[Goal of the exercise] Print every line of the listing exactly, please.

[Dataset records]
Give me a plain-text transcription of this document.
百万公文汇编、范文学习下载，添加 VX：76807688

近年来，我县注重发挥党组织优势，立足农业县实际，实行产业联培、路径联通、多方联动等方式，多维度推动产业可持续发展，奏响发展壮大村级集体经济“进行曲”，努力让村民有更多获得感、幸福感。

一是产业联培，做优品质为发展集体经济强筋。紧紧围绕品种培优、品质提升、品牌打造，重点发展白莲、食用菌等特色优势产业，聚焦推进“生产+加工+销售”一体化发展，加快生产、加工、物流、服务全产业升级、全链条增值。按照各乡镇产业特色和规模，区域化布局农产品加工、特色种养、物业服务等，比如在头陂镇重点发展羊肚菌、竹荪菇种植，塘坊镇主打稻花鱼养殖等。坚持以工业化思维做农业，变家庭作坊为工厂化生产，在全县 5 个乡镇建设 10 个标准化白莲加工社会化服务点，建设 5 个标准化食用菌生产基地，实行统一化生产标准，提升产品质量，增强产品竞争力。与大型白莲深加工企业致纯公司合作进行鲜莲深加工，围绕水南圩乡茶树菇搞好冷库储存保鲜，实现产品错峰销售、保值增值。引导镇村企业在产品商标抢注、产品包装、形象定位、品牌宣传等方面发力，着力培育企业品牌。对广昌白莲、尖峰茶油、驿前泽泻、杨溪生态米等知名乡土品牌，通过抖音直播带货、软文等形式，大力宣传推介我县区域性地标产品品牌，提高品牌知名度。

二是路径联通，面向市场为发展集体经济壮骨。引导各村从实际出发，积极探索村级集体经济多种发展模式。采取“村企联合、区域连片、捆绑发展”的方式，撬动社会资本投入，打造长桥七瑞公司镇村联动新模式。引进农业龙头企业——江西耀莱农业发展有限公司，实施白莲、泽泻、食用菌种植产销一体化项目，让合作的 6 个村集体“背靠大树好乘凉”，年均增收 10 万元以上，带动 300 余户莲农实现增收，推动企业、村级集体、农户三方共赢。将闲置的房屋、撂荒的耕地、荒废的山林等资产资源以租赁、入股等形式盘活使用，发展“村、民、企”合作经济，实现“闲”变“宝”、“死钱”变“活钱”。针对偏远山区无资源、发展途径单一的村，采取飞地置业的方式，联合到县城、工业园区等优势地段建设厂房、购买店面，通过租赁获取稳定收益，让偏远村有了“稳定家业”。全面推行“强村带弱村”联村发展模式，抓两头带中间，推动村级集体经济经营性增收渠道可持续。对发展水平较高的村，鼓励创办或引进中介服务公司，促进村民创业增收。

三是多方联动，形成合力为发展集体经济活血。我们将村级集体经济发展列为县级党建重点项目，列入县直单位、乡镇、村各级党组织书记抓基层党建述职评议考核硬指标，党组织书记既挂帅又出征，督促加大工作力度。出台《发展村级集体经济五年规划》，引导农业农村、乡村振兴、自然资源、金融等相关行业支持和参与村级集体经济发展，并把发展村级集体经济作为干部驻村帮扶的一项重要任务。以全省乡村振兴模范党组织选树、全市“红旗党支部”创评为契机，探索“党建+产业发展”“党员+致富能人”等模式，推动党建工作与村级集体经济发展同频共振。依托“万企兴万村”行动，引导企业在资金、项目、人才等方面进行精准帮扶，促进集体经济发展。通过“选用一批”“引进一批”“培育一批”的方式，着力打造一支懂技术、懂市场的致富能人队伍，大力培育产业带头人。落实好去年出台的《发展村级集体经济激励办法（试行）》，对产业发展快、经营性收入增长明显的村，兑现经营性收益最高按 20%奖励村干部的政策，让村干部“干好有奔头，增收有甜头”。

[Output]
Give me a plain-text transcription of this document.
百万公文汇编、范文学习下载，添加 VX：76807688

近年来，我县注重发挥党组织优势，立足农业县实际，实行产业联培、路径联通、多方联动等方式，多维度推动产业可持续发展，奏响发展壮大村级集体经济“进行曲”，努力让村民有更多获得感、幸福感。

一是产业联培，做优品质为发展集体经济强筋。紧紧围绕品种培优、品质提升、品牌打造，重点发展白莲、食用菌等特色优势产业，聚焦推进“生产+加工+销售”一体化发展，加快生产、加工、物流、服务全产业升级、全链条增值。按照各乡镇产业特色和规模，区域化布局农产品加工、特色种养、物业服务等，比如在头陂镇重点发展羊肚菌、竹荪菇种植，塘坊镇主打稻花鱼养殖等。坚持以工业化思维做农业，变家庭作坊为工厂化生产，在全县 5 个乡镇建设 10 个标准化白莲加工社会化服务点，建设 5 个标准化食用菌生产基地，实行统一化生产标准，提升产品质量，增强产品竞争力。与大型白莲深加工企业致纯公司合作进行鲜莲深加工，围绕水南圩乡茶树菇搞好冷库储存保鲜，实现产品错峰销售、保值增值。引导镇村企业在产品商标抢注、产品包装、形象定位、品牌宣传等方面发力，着力培育企业品牌。对广昌白莲、尖峰茶油、驿前泽泻、杨溪生态米等知名乡土品牌，通过抖音直播带货、软文等形式，大力宣传推介我县区域性地标产品品牌，提高品牌知名度。

二是路径联通，面向市场为发展集体经济壮骨。引导各村从实际出发，积极探索村级集体经济多种发展模式。采取“村企联合、区域连片、捆绑发展”的方式，撬动社会资本投入，打造长桥七瑞公司镇村联动新模式。引进农业龙头企业——江西耀莱农业发展有限公司，实施白莲、泽泻、食用菌种植产销一体化项目，让合作的 6 个村集体“背靠大树好乘凉”，年均增收 10 万元以上，带动 300 余户莲农实现增收，推动企业、村级集体、农户三方共赢。将闲置的房屋、撂荒的耕地、荒废的山林等资产资源以租赁、入股等形式盘活使用，发展“村、民、企”合作经济，实现“闲”变“宝”、“死钱”变“活钱”。针对偏远山区无资源、发展途径单一的村，采取飞地置业的方式，联合到县城、工业园区等优势地段建设厂房、购买店面，通过租赁获取稳定收益，让偏远村有了“稳定家业”。全面推行“强村带弱村”联村发展模式，抓两头带中间，推动村级集体经济经营性增收渠道可持续。对发展水平较高的村，鼓励创办或引进中介服务公司，促进村民创业增收。

三是多方联动，形成合力为发展集体经济活血。我们将村级集体经济发展列为县级党建重点项目，列入县直单位、乡镇、村各级党组织书记抓基层党建述职评议考核硬指标，党组织书记既挂帅又出征，督促加大工作力度。出台《发展村级集体经济五年规划》，引导农业农村、乡村振兴、自然资源、金融等相关行业支持和参与村级集体经济发展，并把发展村级集体经济作为干部驻村帮扶的一项重要任务。以全省乡村振兴模范党组织选树、全市“红旗党支部”创评为契机，探索“党建+产业发展”“党员+致富能人”等模式，推动党建工作与村级集体经济发展同频共振。依托“万企兴万村”行动，引导企业在资金、项目、人才等方面进行精准帮扶，促进集体经济发展。通过“选用一批”“引进一批”“培育一批”的方式，着力打造一支懂技术、懂市场的致富能人队伍，大力培育产业带头人。落实好去年出台的《发展村级集体经济激励办法（试行）》，对产业发展快、经营性收入增长明显的村，兑现经营性收益最高按 20%奖励村干部的政策，让村干部“干好有奔头，增收有甜头”。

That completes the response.